(Enunciado 1): Diga se cada afirmação concorda com o texto sobre Janne Andersson na seleção sueca, respondendo sim ou não e citando as palavras decisivas: (a) Andersson comandou a seleção sueca por sete anos; (b) a Federação Sueca confirmou no começo de novembro que Andersson deixaria o cargo sem a classificação à Eurocopa; (c) na Eurocopa da França, a Suécia ficou em último lugar no seu grupo.
(Enunciado 2): Passe para o inglês esta frase do texto sobre Janne Andersson: "Andersson chegou à seleção em 2016, após um longo trabalho no Norrköping, pelo qual havia sido campeão sueco no ano anterior."
(Enunciado 3): Dê a continuação do texto sobre a passagem de Janne Andersson pela seleção sueca, começando logo após a última frase apresentada.

(Texto apresentado):
----
Europa

Janne Andersson encerrou ciclo na Suécia que começou promissor e terminou melancólico

A uma vitória da semifinal da Copa do Mundo em 2018, o trabalho de Andersson se desintegrou nos últimos dois anos

Janne Andersson chorou antes do apito inicial. Era a primeira vez que os seus netos estavam no estádio, segunda a esposa Ulrika Andersson. E a vitória contra a Estônia no último domingo era a última vez que ele seria o comandante da seleção sueca, depois de sete anos, quase 100 partidas e um trabalho que terminou de maneira melancólica, embora tenha tido alguns bons momentos.

A Federação Sueca havia confirmado no começo de outubro que Andersson deixaria o cargo que ocupava desde 2016 se não conseguisse classificação à Eurocopa. Foi basicamente o anúncio da sua saída porque a vaga ainda era possível, mas muito improvável. Precisava ganhar os últimos três jogos e torcer para a Áustria perder de Bélgica, Azerbaijão e Estônia. Nenhuma das duas coisas aconteceu.

Andersson falou em tom de despedida antes das partidas de novembro.

– O sentimento é especial, como antes do primeiro. Tivemos 92 jogos (agora 94). É muito tempo. Eu disse ao (auxiliar técnico) Peter (wettergren) que ficamos muito tempo na escola. Digamos que começamos na primeira série em 2016 e agora estamos na oitava série. É um pouco triste e melancólico quando você vai embora. Mas essa última reunião será divertida – disse.

A última reunião começou com uma derrota vergonhosa para o Azerbaijão, com direito a gol do meio-campo, o que poucas pessoas caracterizariam como divertida, e também deixou bem claro por que a Suécia decidiu que era a hora de mudar de direção.

O capítulo Ibrahimovic

Ibrahimovic, Suécia (Foto: Icon Sport)

Andersson chegou à seleção em 2016, após um longo trabalho no Norrköping, pelo qual havia sido campeão sueco no ano anterior. A Suécia acabara de decepcionar na Eurocopa da França. Foi lanterna do seu grupo, atrás da Irlanda do Norte, quando a expectativa era que pudesse incomodar Bélgica e Itália com um elenco que contava com Zlatan Ibrahimovic ainda em plena forma. O cara vinha de uma temporada de 50 gols em 51 jogos pelo Paris Saint-Germain.
----
Listagens de coordenadas de caixas:

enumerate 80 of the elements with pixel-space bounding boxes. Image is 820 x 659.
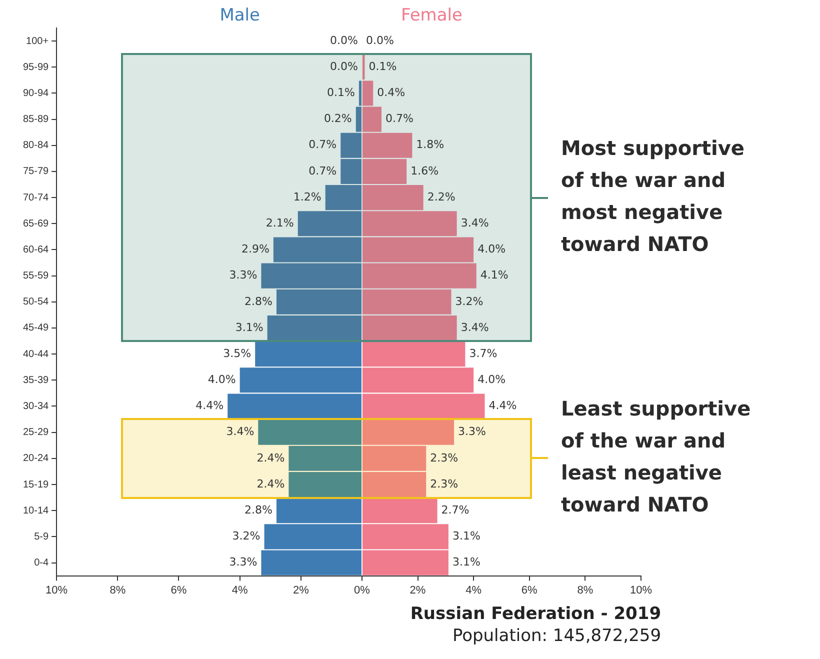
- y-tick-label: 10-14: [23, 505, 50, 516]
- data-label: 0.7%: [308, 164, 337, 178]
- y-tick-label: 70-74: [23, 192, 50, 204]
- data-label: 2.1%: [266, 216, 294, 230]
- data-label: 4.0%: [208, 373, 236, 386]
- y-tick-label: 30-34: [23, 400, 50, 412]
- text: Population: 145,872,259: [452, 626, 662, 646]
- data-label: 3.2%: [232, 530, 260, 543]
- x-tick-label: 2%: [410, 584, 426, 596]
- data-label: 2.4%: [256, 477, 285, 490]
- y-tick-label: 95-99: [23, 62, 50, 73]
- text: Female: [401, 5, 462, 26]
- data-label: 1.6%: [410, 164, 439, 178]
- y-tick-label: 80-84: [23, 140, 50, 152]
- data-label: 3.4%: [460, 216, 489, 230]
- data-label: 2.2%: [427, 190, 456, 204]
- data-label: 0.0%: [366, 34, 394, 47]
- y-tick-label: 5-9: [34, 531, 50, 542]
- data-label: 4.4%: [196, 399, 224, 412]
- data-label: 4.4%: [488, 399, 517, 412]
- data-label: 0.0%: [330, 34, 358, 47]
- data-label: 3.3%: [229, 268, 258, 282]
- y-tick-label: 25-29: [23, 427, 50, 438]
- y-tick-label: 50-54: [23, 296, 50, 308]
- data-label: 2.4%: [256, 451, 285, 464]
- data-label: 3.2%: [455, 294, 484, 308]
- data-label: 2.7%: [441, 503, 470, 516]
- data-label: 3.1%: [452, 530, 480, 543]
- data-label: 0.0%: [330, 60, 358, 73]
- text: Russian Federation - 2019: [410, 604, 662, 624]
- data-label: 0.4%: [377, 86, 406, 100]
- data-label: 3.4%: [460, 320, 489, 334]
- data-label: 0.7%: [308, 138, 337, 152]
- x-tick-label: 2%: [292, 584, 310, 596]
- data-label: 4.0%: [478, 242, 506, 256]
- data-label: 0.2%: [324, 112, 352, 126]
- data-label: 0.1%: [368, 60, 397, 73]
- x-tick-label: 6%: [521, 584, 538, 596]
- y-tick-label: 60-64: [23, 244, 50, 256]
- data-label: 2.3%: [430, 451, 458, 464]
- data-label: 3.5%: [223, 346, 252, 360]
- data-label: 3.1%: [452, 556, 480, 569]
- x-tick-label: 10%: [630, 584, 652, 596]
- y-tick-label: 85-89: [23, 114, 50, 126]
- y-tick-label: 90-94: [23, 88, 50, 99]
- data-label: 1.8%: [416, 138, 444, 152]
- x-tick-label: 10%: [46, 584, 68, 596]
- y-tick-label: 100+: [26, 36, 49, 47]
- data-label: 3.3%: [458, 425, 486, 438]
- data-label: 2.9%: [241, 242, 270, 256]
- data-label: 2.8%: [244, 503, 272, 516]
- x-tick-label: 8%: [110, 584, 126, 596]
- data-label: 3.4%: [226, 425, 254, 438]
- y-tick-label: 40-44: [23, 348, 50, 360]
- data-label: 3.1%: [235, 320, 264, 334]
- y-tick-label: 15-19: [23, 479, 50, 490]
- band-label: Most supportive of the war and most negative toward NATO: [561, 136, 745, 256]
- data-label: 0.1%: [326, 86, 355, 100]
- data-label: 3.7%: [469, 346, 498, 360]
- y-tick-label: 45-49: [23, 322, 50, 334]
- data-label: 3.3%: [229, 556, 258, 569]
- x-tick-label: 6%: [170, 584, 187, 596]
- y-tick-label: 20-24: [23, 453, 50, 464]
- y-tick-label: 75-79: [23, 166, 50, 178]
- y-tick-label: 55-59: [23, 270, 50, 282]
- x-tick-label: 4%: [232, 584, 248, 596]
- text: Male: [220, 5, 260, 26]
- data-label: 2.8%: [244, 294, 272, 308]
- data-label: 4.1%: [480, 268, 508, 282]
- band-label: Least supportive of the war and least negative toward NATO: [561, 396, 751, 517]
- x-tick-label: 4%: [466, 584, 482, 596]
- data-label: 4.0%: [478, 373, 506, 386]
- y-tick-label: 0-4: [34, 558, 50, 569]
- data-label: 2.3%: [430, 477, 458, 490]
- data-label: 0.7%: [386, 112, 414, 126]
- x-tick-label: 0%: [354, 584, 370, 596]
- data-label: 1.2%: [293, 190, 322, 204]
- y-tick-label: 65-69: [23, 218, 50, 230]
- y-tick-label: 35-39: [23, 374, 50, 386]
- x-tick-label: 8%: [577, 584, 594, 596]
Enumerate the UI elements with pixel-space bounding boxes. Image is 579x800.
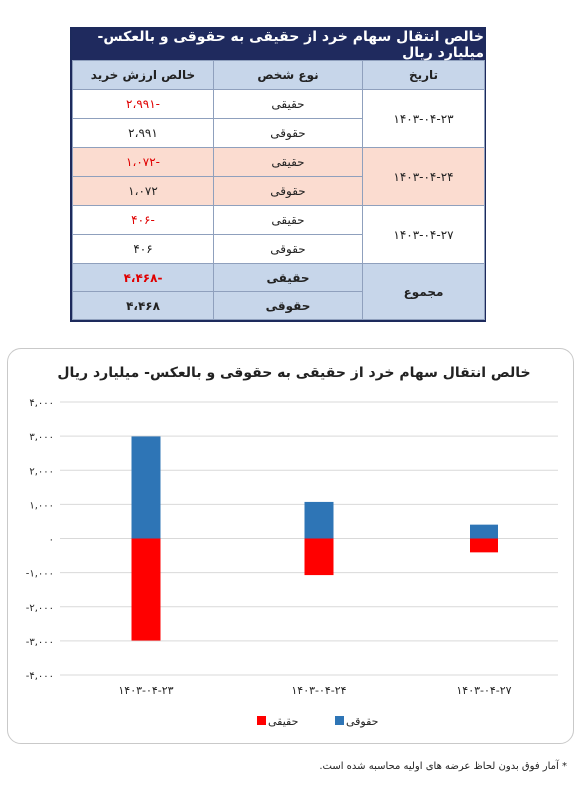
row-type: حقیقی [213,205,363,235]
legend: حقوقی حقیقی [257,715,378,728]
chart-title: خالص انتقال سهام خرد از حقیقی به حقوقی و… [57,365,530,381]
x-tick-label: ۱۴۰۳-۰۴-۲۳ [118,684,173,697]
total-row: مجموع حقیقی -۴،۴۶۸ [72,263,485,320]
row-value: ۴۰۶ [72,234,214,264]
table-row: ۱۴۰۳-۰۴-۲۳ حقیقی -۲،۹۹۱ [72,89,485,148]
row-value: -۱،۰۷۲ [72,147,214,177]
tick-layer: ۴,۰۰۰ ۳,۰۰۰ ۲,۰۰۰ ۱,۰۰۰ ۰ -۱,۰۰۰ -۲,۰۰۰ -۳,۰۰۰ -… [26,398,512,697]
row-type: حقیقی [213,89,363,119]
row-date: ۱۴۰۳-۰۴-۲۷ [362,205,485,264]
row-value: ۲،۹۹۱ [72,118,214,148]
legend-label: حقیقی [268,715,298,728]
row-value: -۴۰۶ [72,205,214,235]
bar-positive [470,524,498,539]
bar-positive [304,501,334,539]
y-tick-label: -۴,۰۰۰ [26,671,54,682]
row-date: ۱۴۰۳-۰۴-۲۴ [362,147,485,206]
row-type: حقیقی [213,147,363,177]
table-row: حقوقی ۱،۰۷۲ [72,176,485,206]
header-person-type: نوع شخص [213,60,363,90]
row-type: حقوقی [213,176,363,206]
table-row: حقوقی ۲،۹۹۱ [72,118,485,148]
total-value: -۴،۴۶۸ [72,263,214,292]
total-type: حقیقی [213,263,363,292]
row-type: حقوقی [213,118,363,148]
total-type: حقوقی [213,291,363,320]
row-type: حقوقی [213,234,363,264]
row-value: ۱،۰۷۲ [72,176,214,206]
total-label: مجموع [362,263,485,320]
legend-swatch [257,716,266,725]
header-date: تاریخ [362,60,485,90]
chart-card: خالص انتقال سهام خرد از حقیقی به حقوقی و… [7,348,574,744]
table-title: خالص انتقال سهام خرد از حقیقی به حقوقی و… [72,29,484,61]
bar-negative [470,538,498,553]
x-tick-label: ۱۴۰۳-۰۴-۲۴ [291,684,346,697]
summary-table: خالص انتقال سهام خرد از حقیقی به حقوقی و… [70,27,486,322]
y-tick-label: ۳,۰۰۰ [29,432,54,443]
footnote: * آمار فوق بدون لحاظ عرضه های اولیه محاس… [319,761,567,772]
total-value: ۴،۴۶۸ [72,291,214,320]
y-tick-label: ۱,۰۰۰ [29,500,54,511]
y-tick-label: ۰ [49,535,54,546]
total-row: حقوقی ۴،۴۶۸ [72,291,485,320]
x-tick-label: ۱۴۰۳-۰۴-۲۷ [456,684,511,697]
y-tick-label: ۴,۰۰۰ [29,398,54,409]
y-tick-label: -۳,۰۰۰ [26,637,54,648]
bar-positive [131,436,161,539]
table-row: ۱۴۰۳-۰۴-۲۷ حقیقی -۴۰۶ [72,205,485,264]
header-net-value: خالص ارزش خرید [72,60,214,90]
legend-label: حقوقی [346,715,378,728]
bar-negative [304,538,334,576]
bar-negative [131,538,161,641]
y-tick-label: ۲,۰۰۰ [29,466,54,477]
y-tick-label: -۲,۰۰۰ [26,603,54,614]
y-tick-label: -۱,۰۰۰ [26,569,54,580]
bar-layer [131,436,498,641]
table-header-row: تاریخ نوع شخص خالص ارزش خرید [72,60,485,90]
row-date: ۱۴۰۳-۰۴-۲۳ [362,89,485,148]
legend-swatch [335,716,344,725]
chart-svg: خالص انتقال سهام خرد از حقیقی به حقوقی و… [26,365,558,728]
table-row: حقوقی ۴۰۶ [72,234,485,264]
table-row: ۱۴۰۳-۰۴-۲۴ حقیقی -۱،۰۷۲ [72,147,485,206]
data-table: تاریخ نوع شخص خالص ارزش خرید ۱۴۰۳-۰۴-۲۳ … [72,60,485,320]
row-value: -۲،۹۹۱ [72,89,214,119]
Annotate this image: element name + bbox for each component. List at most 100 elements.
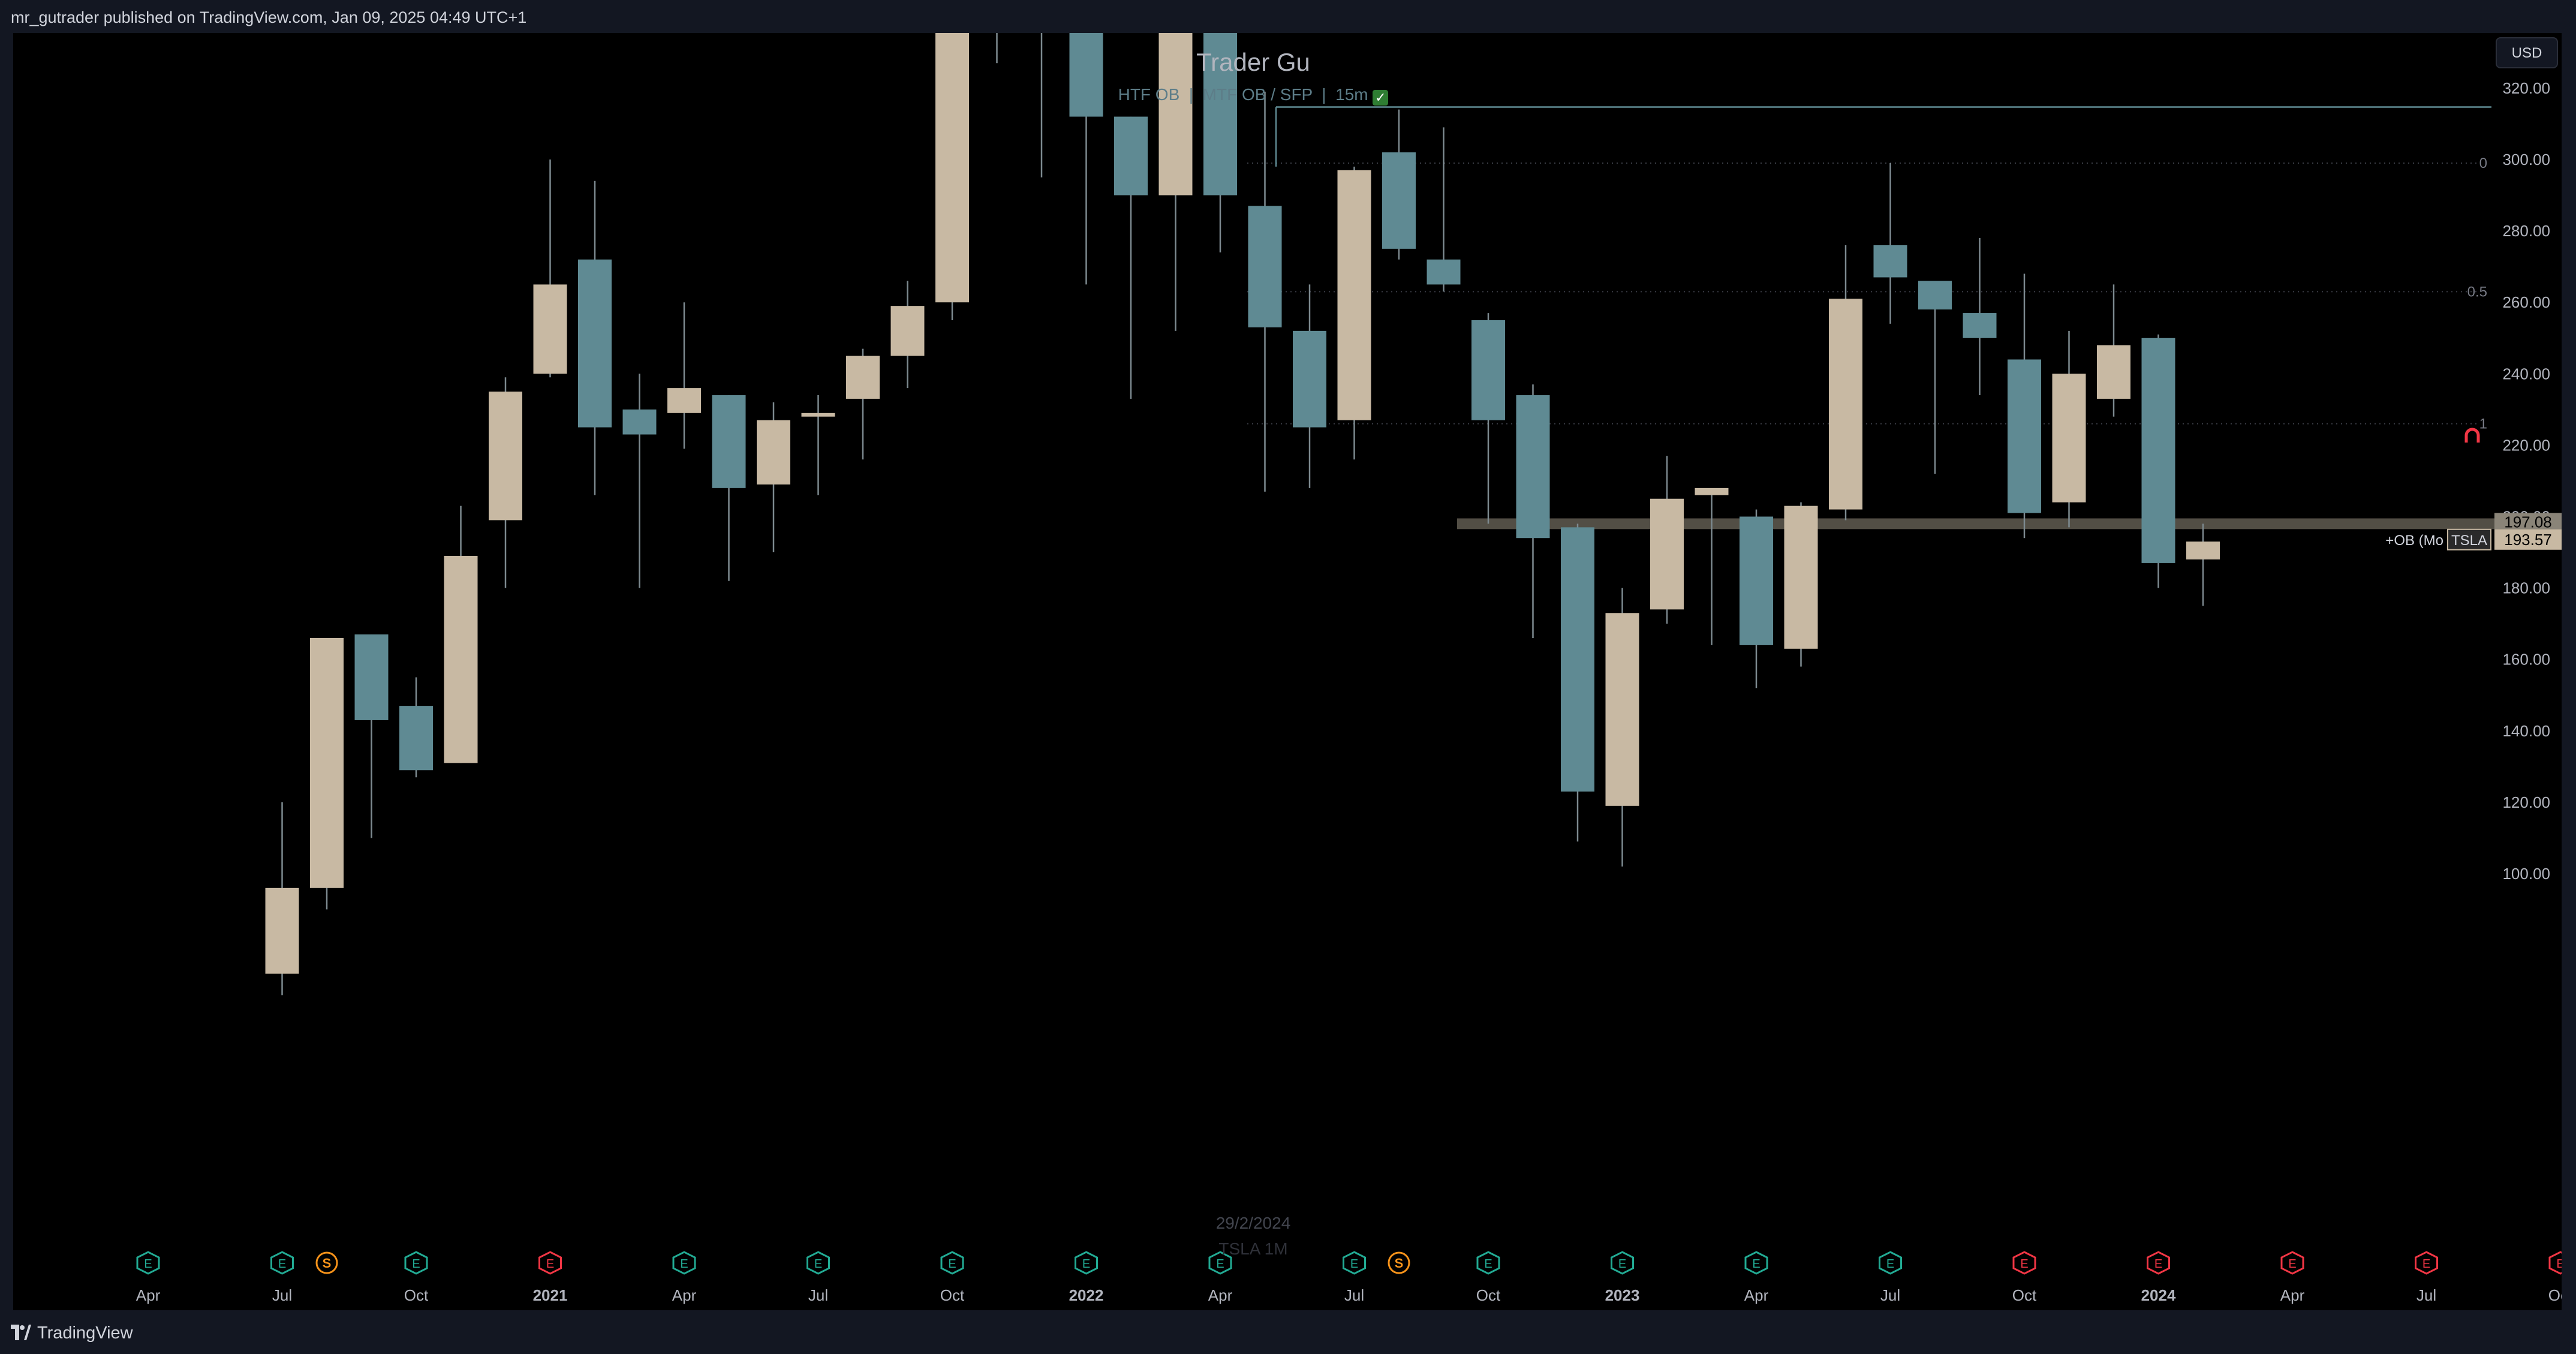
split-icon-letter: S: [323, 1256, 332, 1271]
----
(Resposta escrita 1):
(a) Sim: "depois de sete anos, quase 100 partidas"
(b) Não: "A Federação Sueca havia confirmado no começo de outubro"
(c) Sim: "Foi lanterna do seu grupo, atrás da Irlanda do Norte"

(Resposta escrita 2): Andersson joined the national team in 2016, after a long spell at Norrköping, with whom he had won the Swedish title the previous year.

(Resposta escrita 3):
Ibrahimovic foi um capítulo à parte do trabalho de Andersson. Aposentou-se da seleção depois da fraca campanha na Euro francesa e, três anos depois, acusou o técnico de não convocar jogadores de origem imigrante – Ibrahimovic é filho de pai bósnio e mãe croata. Andersson negou a acusação e ambos tiveram uma conversa em 2021 para aparar as arestas antes do retorno do craque à Suécia.

Ibrahimovic esclareceu que não quis chamá-lo de racista, mas estava incomodado com a falta de chances a Dejan Kulusevski e sentia que Andersson estava destruindo o que ele havia feito nos 20 anos anteriores, abrindo as portas da seleção para jogadores de diferentes origens. As conversas foram bem sucedidas. Ibrahimovic retornou e fez mais algumas partidas antes de se aposentar de vez, embora uma lesão o tenha impedido de disputar a Eurocopa de 2021.

Agora ex-jogador de clubes também, Ibrahimovic optou por não comparecer à despedida de Andersson, mas respondeu a uma mensagem da Federação Sueca dizendo que os dois “se divertiram juntos” e gravou uma mensagem para o técnico. Em entrevista recente ao Viaplay, Andersson falou sobre a polêmica e ainda parece guardar um pouquinho de ressentimento.

– Durante a Copa do Mundo (de 2018), ele inventou coisas muito engraçadas. Houve uma campanha “Janne está me ligando”, que achei muito engraçado. Ele tem uma maneira de se expressar e ocupar o seu lugar e faz isso também nesses contextos. Não fiquei tão preocupado ou irritado com isso. Depois, descobri que não convocava jogadores de origem imigrante e isso me prejudicou. Fiquei muito triste e decepcionado.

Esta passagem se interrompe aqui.